→ **Data extract**
::::
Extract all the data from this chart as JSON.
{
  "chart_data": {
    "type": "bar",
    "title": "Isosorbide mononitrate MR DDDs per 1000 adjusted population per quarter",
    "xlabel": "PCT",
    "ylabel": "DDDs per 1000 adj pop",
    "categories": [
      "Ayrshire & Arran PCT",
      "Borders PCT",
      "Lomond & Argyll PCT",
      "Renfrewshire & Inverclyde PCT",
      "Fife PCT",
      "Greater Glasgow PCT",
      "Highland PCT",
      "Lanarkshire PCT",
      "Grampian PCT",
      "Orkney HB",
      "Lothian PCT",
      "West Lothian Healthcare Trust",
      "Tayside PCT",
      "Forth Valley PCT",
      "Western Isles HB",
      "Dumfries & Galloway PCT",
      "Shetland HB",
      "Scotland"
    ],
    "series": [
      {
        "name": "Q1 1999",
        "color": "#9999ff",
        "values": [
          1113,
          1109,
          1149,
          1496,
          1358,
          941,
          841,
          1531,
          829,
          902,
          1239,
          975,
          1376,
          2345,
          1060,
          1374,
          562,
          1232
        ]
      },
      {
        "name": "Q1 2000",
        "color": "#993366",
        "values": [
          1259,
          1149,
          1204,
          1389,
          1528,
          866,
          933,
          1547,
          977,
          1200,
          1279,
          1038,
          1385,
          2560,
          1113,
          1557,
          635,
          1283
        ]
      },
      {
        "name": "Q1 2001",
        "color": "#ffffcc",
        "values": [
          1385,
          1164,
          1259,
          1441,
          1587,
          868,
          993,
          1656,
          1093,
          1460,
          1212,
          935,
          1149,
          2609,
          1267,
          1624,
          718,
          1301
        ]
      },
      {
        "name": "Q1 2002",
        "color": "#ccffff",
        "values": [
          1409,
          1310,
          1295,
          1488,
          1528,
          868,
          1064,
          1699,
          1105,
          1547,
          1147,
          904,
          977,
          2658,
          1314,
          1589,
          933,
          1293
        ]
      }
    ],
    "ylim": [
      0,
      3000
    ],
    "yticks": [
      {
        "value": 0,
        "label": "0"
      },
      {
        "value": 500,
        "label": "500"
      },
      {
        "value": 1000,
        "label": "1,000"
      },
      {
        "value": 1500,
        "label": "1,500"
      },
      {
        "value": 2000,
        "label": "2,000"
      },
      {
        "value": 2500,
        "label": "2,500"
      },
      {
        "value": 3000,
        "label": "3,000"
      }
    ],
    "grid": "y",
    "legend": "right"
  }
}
::::
→ **Instruction**
Take every line containing the word "color" and copy it.

→ **Output**
        "color": "#9999ff",
        "color": "#993366",
        "color": "#ffffcc",
        "color": "#ccffff",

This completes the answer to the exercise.